## WORK INSTRUCTIONS
Work out how many lines of the listing hold the string "жители", then answer with that number and nothing else.

## DATA RECORDS

►

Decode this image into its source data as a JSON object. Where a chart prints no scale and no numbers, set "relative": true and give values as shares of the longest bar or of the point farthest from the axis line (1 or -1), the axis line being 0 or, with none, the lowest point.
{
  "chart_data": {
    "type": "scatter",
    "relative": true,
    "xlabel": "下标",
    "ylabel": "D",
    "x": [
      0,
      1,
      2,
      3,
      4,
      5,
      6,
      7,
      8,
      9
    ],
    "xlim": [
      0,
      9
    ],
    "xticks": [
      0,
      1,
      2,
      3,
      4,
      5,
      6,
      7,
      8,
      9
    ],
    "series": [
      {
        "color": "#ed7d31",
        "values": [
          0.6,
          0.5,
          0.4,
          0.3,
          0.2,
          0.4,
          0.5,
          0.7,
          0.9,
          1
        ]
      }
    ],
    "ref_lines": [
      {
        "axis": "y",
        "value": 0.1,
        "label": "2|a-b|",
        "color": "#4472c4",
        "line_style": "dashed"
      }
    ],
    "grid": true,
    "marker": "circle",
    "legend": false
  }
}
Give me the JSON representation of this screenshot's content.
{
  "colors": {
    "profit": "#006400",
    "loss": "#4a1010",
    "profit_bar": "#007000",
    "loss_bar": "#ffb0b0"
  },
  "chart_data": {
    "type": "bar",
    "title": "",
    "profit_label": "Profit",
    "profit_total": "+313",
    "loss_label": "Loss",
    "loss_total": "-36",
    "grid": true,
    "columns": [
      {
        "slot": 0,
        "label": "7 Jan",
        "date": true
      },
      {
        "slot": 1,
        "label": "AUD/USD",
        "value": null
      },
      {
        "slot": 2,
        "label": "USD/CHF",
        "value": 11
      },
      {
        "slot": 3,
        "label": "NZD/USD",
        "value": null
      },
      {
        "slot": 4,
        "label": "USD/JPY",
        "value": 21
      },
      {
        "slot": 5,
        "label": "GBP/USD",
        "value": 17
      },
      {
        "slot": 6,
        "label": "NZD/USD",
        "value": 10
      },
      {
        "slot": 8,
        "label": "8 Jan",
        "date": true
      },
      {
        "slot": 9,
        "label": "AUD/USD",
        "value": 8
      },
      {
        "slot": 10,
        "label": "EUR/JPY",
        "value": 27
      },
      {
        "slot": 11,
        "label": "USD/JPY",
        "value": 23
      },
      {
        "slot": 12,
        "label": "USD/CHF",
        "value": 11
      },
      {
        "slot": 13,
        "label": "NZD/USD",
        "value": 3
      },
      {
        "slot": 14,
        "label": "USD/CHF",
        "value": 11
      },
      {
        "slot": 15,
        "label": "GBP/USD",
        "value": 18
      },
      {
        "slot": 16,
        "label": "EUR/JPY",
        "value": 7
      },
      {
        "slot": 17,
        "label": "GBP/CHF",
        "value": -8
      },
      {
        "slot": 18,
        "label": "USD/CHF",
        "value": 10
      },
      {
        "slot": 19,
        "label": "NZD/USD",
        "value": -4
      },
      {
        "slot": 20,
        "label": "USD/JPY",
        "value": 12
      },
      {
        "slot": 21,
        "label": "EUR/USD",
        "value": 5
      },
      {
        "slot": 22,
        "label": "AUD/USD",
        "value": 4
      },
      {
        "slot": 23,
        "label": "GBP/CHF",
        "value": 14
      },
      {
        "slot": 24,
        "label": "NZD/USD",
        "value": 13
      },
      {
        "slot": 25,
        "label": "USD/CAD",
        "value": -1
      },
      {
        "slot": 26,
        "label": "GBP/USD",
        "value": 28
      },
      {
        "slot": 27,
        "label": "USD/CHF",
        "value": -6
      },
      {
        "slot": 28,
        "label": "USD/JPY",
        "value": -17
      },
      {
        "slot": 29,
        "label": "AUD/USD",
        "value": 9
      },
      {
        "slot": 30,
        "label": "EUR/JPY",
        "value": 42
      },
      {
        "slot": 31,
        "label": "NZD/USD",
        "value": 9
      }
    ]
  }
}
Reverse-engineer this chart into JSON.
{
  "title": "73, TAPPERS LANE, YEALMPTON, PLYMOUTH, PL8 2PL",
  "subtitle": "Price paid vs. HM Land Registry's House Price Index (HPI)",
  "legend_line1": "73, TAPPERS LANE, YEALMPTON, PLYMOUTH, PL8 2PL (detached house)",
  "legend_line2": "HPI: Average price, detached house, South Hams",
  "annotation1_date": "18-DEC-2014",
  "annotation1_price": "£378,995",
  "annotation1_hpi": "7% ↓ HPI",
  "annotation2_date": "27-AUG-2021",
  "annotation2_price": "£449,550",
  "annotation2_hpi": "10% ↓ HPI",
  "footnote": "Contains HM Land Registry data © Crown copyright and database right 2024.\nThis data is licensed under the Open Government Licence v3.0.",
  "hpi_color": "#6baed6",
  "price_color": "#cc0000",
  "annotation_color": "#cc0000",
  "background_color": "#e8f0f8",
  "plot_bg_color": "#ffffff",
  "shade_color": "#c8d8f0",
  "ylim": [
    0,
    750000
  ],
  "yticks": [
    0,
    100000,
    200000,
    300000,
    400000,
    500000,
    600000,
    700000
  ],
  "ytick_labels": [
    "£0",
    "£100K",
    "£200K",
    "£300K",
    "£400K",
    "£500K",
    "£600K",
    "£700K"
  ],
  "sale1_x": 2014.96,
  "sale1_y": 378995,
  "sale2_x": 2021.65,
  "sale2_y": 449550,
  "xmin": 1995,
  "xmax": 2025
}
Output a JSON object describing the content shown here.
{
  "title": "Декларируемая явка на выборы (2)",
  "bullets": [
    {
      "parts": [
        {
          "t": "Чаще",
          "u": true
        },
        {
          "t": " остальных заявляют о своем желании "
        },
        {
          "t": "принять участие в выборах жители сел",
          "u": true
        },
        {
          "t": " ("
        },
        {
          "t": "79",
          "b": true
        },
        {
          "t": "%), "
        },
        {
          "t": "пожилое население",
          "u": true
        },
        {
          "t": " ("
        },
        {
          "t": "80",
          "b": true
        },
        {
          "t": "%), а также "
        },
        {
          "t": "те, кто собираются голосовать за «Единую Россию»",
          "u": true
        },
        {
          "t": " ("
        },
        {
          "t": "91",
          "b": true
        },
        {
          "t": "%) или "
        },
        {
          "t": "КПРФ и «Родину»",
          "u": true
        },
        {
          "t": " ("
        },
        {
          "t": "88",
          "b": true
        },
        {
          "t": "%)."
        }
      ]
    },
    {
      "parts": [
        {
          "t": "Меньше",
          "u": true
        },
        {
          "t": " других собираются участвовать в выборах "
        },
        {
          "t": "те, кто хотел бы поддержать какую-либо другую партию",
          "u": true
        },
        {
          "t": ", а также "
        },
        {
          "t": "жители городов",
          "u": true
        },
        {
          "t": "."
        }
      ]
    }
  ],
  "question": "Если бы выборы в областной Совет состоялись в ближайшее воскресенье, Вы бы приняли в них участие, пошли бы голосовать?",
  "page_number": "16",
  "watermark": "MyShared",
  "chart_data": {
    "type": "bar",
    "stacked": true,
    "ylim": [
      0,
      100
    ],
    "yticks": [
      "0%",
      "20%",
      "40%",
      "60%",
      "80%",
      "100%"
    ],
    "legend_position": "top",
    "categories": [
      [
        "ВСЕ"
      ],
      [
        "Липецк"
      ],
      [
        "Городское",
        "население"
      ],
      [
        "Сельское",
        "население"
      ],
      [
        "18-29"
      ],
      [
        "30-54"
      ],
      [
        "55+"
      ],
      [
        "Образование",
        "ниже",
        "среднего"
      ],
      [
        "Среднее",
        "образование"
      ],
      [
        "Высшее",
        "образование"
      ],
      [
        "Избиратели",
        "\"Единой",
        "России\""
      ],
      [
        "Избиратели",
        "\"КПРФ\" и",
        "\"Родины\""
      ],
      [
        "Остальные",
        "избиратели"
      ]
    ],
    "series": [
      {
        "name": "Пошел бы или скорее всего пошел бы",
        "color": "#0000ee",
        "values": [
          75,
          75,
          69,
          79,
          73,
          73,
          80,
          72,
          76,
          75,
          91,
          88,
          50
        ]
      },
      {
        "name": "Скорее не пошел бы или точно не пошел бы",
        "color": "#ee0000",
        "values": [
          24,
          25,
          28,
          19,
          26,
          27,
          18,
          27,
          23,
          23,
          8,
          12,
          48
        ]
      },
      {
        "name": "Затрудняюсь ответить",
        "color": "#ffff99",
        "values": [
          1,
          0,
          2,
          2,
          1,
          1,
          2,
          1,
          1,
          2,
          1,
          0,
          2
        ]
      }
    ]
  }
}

◄

## EXPECTED ANSWER
2